** BEGIN **
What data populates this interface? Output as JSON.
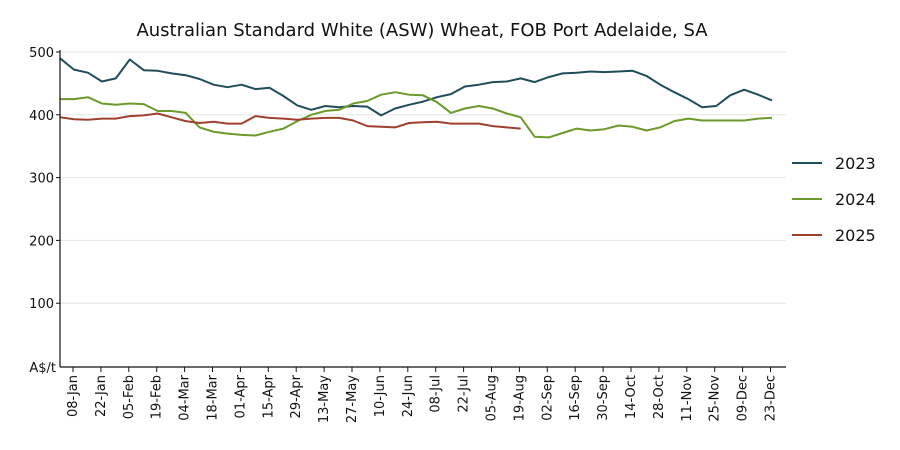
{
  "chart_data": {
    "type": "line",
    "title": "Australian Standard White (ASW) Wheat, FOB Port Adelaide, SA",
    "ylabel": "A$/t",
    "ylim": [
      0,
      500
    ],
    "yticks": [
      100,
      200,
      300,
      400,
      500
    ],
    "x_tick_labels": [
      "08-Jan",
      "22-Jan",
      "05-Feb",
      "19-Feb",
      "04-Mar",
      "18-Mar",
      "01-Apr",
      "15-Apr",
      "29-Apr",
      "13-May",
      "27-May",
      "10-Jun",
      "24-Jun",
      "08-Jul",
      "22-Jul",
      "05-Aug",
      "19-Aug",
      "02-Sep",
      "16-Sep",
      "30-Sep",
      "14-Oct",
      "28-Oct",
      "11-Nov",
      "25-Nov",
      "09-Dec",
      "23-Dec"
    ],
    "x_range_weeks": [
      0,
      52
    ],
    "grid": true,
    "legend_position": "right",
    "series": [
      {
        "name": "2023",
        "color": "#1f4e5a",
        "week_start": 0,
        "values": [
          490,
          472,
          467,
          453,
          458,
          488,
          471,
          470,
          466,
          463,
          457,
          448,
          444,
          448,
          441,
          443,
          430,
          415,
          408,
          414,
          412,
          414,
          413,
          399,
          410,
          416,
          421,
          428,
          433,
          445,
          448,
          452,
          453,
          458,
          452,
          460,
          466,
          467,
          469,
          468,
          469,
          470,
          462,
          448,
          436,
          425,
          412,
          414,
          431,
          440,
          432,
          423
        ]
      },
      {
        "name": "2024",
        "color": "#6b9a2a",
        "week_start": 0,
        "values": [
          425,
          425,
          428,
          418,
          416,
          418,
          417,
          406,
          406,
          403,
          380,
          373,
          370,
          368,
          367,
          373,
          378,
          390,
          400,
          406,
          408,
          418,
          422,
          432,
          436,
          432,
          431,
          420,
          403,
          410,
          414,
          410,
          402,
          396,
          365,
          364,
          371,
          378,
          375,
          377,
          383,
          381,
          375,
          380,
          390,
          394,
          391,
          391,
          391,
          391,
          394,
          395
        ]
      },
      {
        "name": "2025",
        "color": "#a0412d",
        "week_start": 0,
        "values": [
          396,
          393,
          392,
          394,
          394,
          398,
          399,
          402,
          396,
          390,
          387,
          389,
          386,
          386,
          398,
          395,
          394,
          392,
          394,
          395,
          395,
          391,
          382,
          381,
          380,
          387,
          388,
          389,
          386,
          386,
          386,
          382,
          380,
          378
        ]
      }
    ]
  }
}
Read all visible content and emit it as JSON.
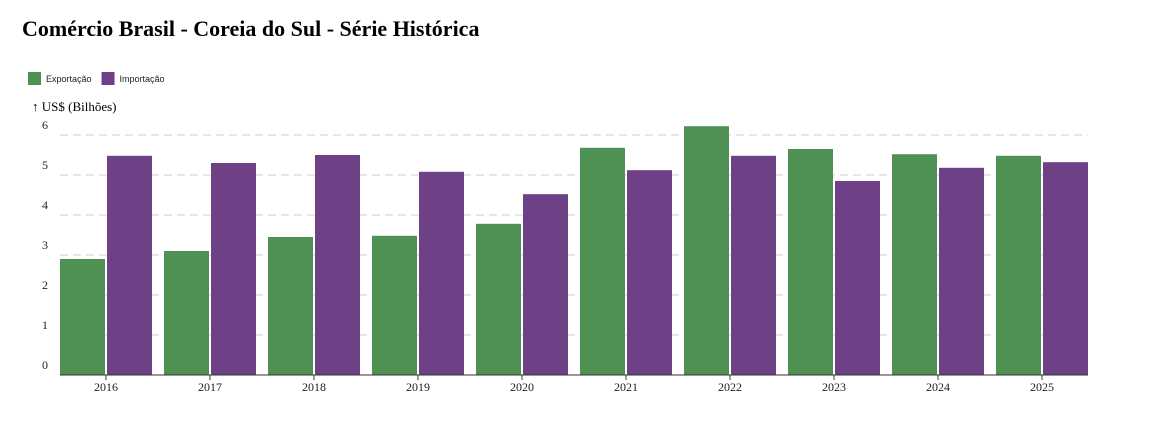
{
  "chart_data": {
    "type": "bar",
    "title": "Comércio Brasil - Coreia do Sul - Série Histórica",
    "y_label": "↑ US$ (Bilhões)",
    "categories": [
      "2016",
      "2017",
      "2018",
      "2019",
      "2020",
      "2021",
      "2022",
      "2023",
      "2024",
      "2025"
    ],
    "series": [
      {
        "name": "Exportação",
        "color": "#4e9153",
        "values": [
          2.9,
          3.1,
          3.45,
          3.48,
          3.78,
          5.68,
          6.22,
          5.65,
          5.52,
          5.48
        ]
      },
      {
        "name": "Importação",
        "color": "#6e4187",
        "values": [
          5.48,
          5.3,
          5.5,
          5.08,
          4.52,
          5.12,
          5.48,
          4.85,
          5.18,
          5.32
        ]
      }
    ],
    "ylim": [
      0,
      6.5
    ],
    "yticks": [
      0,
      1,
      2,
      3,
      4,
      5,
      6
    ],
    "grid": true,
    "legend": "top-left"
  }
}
** END **
** BEGIN **
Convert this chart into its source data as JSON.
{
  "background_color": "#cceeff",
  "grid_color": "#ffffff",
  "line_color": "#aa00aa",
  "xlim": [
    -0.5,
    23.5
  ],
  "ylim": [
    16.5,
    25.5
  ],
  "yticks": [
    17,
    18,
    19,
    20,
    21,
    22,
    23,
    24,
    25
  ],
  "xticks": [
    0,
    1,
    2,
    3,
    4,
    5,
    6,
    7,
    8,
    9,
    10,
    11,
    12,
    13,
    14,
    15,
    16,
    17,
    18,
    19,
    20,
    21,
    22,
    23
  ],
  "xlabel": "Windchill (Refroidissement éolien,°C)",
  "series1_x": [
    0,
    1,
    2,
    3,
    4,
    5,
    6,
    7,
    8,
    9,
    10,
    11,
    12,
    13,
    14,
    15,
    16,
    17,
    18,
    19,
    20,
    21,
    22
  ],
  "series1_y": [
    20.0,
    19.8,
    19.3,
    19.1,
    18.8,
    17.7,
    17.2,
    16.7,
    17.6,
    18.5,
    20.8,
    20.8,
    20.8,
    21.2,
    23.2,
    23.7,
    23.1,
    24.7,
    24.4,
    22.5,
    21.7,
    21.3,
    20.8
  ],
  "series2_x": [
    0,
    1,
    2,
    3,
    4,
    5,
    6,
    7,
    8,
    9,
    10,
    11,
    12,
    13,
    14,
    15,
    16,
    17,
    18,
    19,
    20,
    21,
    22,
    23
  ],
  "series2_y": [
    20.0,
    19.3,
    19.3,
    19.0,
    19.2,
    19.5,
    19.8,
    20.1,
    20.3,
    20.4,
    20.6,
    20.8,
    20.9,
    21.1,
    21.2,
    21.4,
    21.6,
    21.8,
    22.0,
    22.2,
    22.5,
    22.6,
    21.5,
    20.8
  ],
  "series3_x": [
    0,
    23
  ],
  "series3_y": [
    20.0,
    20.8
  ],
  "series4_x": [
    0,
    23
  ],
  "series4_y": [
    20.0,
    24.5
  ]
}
** END **
** BEGIN **
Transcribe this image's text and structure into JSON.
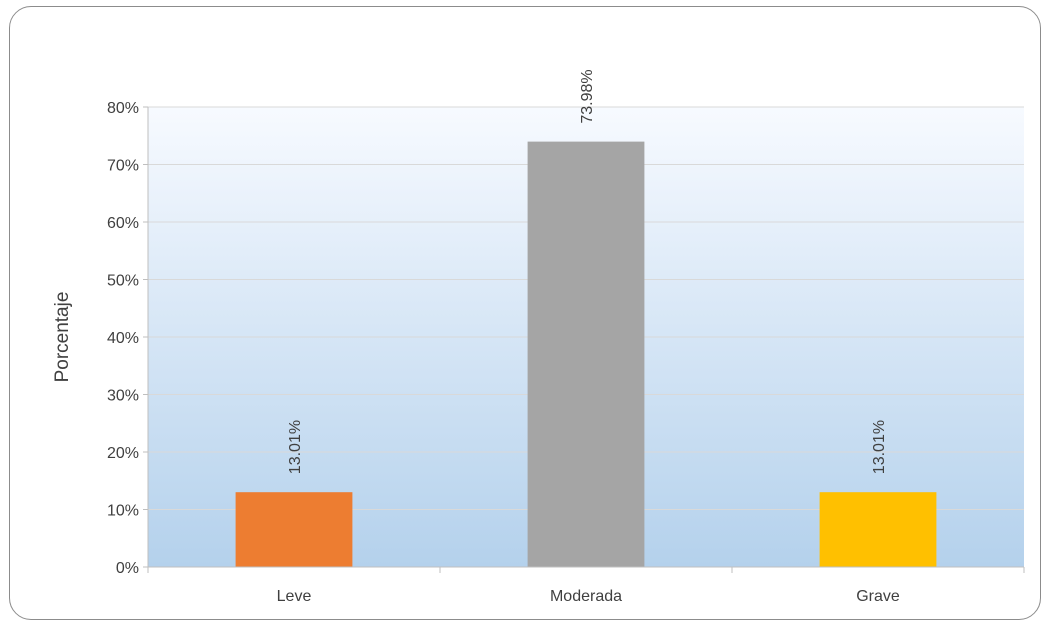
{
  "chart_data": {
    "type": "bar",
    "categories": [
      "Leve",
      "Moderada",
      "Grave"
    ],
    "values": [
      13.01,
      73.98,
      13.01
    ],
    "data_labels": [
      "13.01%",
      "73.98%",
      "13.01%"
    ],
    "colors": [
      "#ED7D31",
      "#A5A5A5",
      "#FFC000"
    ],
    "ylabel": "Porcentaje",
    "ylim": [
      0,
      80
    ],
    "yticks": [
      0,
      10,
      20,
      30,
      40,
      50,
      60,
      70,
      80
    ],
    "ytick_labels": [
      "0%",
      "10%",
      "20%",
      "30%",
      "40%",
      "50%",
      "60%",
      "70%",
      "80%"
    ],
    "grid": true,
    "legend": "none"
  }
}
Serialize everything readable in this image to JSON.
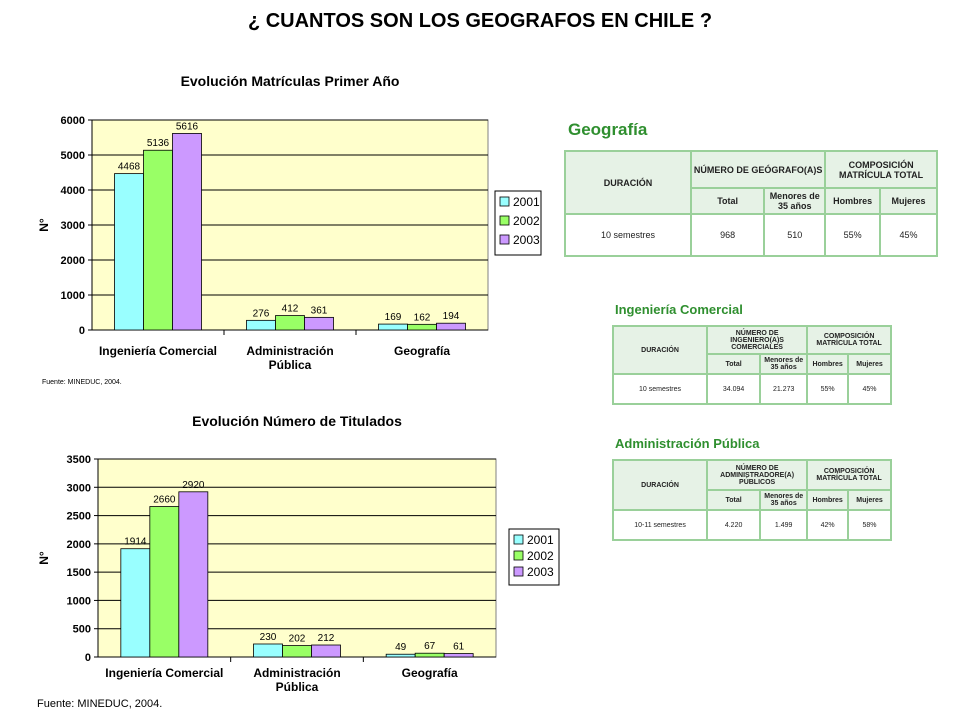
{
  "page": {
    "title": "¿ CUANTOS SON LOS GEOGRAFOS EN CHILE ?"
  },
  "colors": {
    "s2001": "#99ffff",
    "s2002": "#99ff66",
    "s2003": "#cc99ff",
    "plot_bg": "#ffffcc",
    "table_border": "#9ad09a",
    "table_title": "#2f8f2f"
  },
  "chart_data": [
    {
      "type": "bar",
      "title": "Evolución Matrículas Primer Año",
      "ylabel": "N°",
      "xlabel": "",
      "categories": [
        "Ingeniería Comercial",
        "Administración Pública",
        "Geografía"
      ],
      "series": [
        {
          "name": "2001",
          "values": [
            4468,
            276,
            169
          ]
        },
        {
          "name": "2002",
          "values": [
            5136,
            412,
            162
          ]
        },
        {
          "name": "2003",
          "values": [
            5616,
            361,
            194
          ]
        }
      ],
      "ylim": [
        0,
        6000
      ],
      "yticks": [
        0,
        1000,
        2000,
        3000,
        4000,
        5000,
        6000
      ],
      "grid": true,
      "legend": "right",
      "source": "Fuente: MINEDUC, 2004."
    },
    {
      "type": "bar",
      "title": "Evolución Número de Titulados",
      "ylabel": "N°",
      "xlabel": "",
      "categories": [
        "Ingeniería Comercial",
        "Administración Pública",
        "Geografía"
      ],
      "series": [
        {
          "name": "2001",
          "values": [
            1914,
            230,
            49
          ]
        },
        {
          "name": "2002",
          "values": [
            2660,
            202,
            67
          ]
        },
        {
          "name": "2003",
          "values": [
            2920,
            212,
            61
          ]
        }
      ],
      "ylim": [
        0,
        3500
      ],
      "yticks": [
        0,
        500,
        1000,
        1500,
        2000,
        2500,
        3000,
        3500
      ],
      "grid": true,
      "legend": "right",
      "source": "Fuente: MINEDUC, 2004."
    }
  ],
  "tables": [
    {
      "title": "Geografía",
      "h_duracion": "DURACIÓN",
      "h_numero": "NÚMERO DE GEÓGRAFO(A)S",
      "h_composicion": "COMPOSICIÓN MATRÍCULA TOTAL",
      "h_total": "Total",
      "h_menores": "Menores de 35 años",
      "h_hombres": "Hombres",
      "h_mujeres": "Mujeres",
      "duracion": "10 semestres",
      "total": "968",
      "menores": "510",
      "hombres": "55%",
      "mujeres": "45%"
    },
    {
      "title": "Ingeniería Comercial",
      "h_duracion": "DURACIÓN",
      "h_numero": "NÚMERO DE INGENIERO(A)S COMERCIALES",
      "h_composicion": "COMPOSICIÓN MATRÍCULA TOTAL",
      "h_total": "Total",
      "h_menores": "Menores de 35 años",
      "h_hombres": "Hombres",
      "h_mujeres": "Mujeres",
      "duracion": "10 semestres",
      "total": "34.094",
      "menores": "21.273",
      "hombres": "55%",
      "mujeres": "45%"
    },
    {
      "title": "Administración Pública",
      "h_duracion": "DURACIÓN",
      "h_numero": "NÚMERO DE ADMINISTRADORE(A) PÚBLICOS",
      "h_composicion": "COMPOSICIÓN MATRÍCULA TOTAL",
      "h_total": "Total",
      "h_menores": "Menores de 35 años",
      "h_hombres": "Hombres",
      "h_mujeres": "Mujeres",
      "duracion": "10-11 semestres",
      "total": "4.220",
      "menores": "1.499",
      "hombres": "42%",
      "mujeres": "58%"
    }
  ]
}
** END **
Written request
Filter the listing for the word "into" and copy every line that holds it.

Final answer
Convert this chart into its source data as JSON.
Transcribe this image's text and structure into JSON.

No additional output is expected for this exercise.